- **Texto fornecido**:
====

E O TEMPO CANTA

fotos: daryan dornelles
Durante décadas, foram fatos incontestáveis a baixíssima presença e o preconceito em relação à figura feminina no espaço composicional da música popular brasileira. Esse quadro só foi alterado a partir dos anos 90, com o surgimento de nomes como Adriana Calcanhotto, Zélia Duncan, Arícia Mess, Suely Mesquita, Mathilda Kóvak e Érika Martins. A expansão do mercado independente desencadeada na década seguinte fez esse número ampliar, decretando, enfim, o término dessa longa misoginia. Entretanto, paralelamente, desenvolveu-se em boa parte dos jornalistas e críticos musicais uma aversão sintomática às novas cantoras que se dedicavam exclusivamente ao trabalho de intérprete. Uma aversão provocada tanto pela quantidade desmedida de vozes que surgiram no rastro de Marisa Monte e Cássia Eller quanto pelos inúmeros tributos que impregnaram o mercado fonográfico. Coube então às novas intérpretes reiterar suas convicções estilísticas e confiar na qualidade de seus trabalhos. Assim, nadando contra a corrente, Marcia Castro, Fabiana Cozza, Juçara Marçal, Simone Mazzer e Lívia Nestrovski, dentre outras vozes femininas, passaram a conquistar seu devido espaço e, aos poucos, obter reconhecimento.

====

- **Trecho de dados**:
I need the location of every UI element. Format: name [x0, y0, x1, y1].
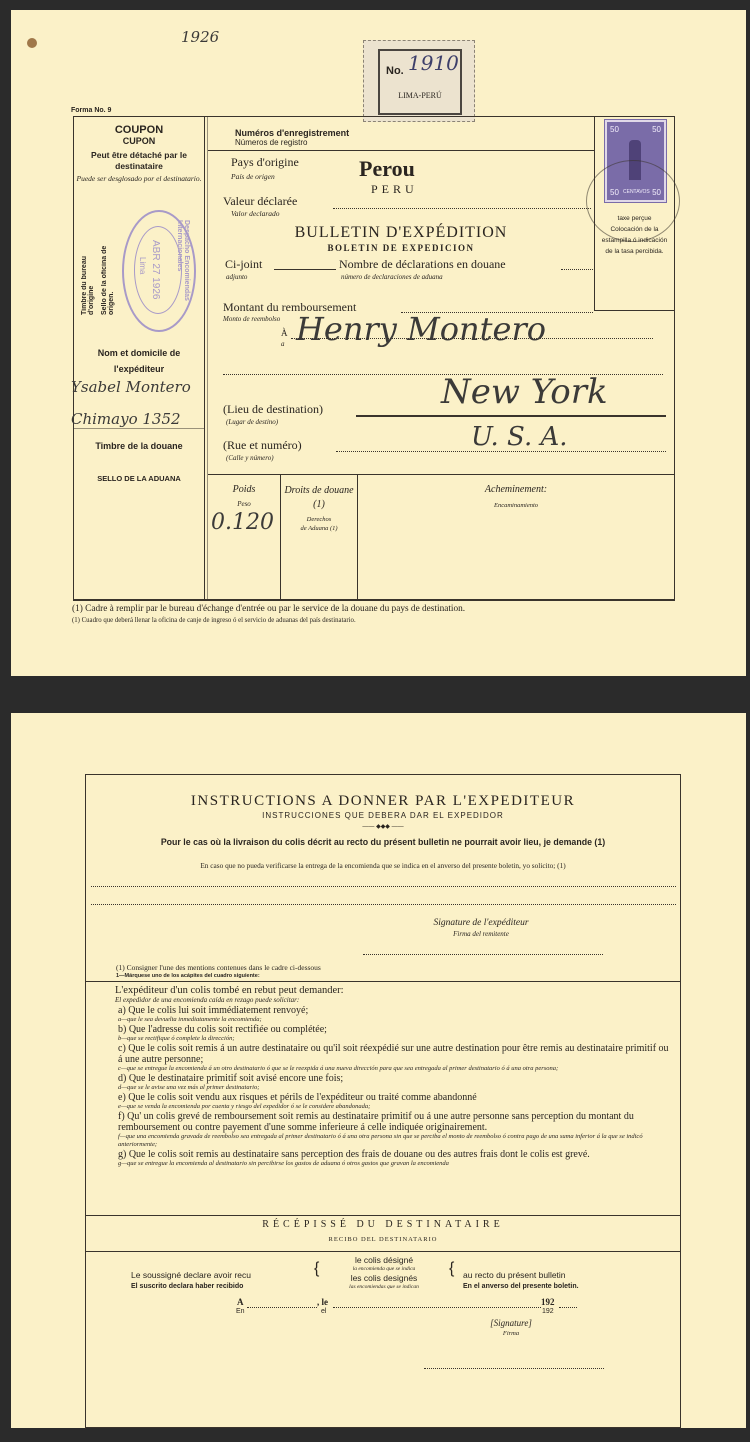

====

- **Tarefas do exercício**:
A – Traduza para o inglês a seguinte frase do texto sobre as cantoras brasileiras: "Coube então às novas intérpretes reiterar suas convicções estilísticas e confiar na qualidade de seus trabalhos."
B – Segundo o texto sobre as cantoras brasileiras, a partir de que época a baixa presença feminina na composição da música popular brasileira começou a mudar?
C – Dê prosseguimento ao texto sobre as cantoras brasileiras, começando logo após a última frase apresentada.
O material não é usado em nenhuma parte deste exercício.

- **Respostas do exercício**:
A – It then fell to the new performers to reaffirm their stylistic convictions and to trust in the quality of their work.

B – A partir dos anos 90.

C –
Filha do compositor e violonista Arthur Nestrovski, Lívia nasceu em Iowa City, nos Estados Unidos. Voltou definitivamente ao Brasil em 2002, onde formou-se em canto popular pela Unicamp.Ainda na universidade, conheceu Arrigo Barnabé, com quem passou a se apresentar em shows como Clara Crocodilo e Salão de beleza. Em 2009, formou um duo com o guitarrista Fred Ferreira, apresentando-se em diversos palcos do país, além de Colômbia e França. Lívia também fez parte do grupo Cumieira, com o qual gravou, em 2010, o CD Festa da Cumieira (Cumieira). Em 2011, integrou-se ao grupo vocal BeBossa, realizando apresentações ao lado de Roberto Menescal e Wanda Sá. Em 2012, atuou nos espetáculos Dolores Duran por Lívia Nestrovski, Dalva & Herivelto — Sinfonia de pardais e Ary Barroso — Pra machucar meu coração. No mesmo ano, lançou com Fred Ferreira o CD Duo (independente/Tratore), interpretando composições de Tom Jobim, Milton Nascimento, Kurt Weill, José Miguel Wisnik, entre outros. Em 2013, defendeu sua dissertação de mestrado em musicologia sobre o scat singing na música brasileira. Nesse mesmo ano, gravou, ao lado de Arrigo Barnabé e Luiz Tatit, o álbum De nada mais a algo além (Atração Fonográfica), lançado em 2014.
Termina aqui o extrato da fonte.